- [Saved data entries]:
------------------------------------------------
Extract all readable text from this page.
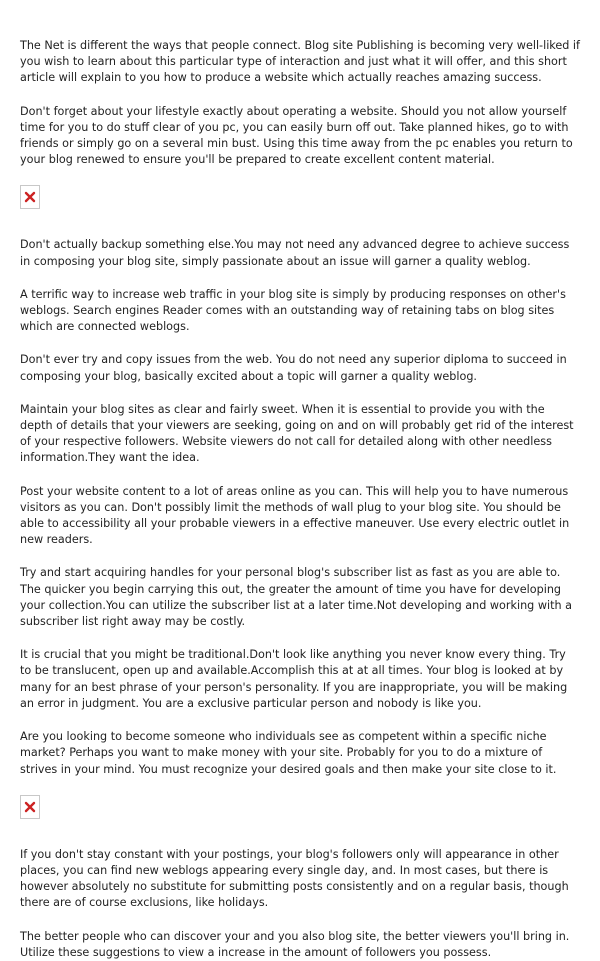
The Net is different the ways that people connect. Blog site Publishing is becoming very well-liked if you wish to learn about this particular type of interaction and just what it will offer, and this short article will explain to you how to produce a website which actually reaches amazing success.

Don't forget about your lifestyle exactly about operating a website. Should you not allow yourself time for you to do stuff clear of you pc, you can easily burn off out. Take planned hikes, go to with friends or simply go on a several min bust. Using this time away from the pc enables you return to your blog renewed to ensure you'll be prepared to create excellent content material.

Don't actually backup something else.You may not need any advanced degree to achieve success in composing your blog site, simply passionate about an issue will garner a quality weblog.

A terrific way to increase web traffic in your blog site is simply by producing responses on other's weblogs. Search engines Reader comes with an outstanding way of retaining tabs on blog sites which are connected weblogs.

Don't ever try and copy issues from the web. You do not need any superior diploma to succeed in composing your blog, basically excited about a topic will garner a quality weblog.

Maintain your blog sites as clear and fairly sweet. When it is essential to provide you with the depth of details that your viewers are seeking, going on and on will probably get rid of the interest of your respective followers. Website viewers do not call for detailed along with other needless information.They want the idea.

Post your website content to a lot of areas online as you can. This will help you to have numerous visitors as you can. Don't possibly limit the methods of wall plug to your blog site. You should be able to accessibility all your probable viewers in a effective maneuver. Use every electric outlet in new readers.

Try and start acquiring handles for your personal blog's subscriber list as fast as you are able to. The quicker you begin carrying this out, the greater the amount of time you have for developing your collection.You can utilize the subscriber list at a later time.Not developing and working with a subscriber list right away may be costly.

It is crucial that you might be traditional.Don't look like anything you never know every thing. Try to be translucent, open up and available.Accomplish this at at all times. Your blog is looked at by many for an best phrase of your person's personality. If you are inappropriate, you will be making an error in judgment. You are a exclusive particular person and nobody is like you.

Are you looking to become someone who individuals see as competent within a specific niche market? Perhaps you want to make money with your site. Probably for you to do a mixture of strives in your mind. You must recognize your desired goals and then make your site close to it.

If you don't stay constant with your postings, your blog's followers only will appearance in other places, you can find new weblogs appearing every single day, and. In most cases, but there is however absolutely no substitute for submitting posts consistently and on a regular basis, though there are of course exclusions, like holidays.

The better people who can discover your and you also blog site, the better viewers you'll bring in. Utilize these suggestions to view a increase in the amount of followers you possess.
------------------------------------------------
- [Instruction]: Pictures appear in the records above. Output everything except them, exactly.

- [Result]:
Extract all readable text from this page.
The Net is different the ways that people connect. Blog site Publishing is becoming very well-liked if you wish to learn about this particular type of interaction and just what it will offer, and this short article will explain to you how to produce a website which actually reaches amazing success.

Don't forget about your lifestyle exactly about operating a website. Should you not allow yourself time for you to do stuff clear of you pc, you can easily burn off out. Take planned hikes, go to with friends or simply go on a several min bust. Using this time away from the pc enables you return to your blog renewed to ensure you'll be prepared to create excellent content material.

Don't actually backup something else.You may not need any advanced degree to achieve success in composing your blog site, simply passionate about an issue will garner a quality weblog.

A terrific way to increase web traffic in your blog site is simply by producing responses on other's weblogs. Search engines Reader comes with an outstanding way of retaining tabs on blog sites which are connected weblogs.

Don't ever try and copy issues from the web. You do not need any superior diploma to succeed in composing your blog, basically excited about a topic will garner a quality weblog.

Maintain your blog sites as clear and fairly sweet. When it is essential to provide you with the depth of details that your viewers are seeking, going on and on will probably get rid of the interest of your respective followers. Website viewers do not call for detailed along with other needless information.They want the idea.

Post your website content to a lot of areas online as you can. This will help you to have numerous visitors as you can. Don't possibly limit the methods of wall plug to your blog site. You should be able to accessibility all your probable viewers in a effective maneuver. Use every electric outlet in new readers.

Try and start acquiring handles for your personal blog's subscriber list as fast as you are able to. The quicker you begin carrying this out, the greater the amount of time you have for developing your collection.You can utilize the subscriber list at a later time.Not developing and working with a subscriber list right away may be costly.

It is crucial that you might be traditional.Don't look like anything you never know every thing. Try to be translucent, open up and available.Accomplish this at at all times. Your blog is looked at by many for an best phrase of your person's personality. If you are inappropriate, you will be making an error in judgment. You are a exclusive particular person and nobody is like you.

Are you looking to become someone who individuals see as competent within a specific niche market? Perhaps you want to make money with your site. Probably for you to do a mixture of strives in your mind. You must recognize your desired goals and then make your site close to it.

If you don't stay constant with your postings, your blog's followers only will appearance in other places, you can find new weblogs appearing every single day, and. In most cases, but there is however absolutely no substitute for submitting posts consistently and on a regular basis, though there are of course exclusions, like holidays.

The better people who can discover your and you also blog site, the better viewers you'll bring in. Utilize these suggestions to view a increase in the amount of followers you possess.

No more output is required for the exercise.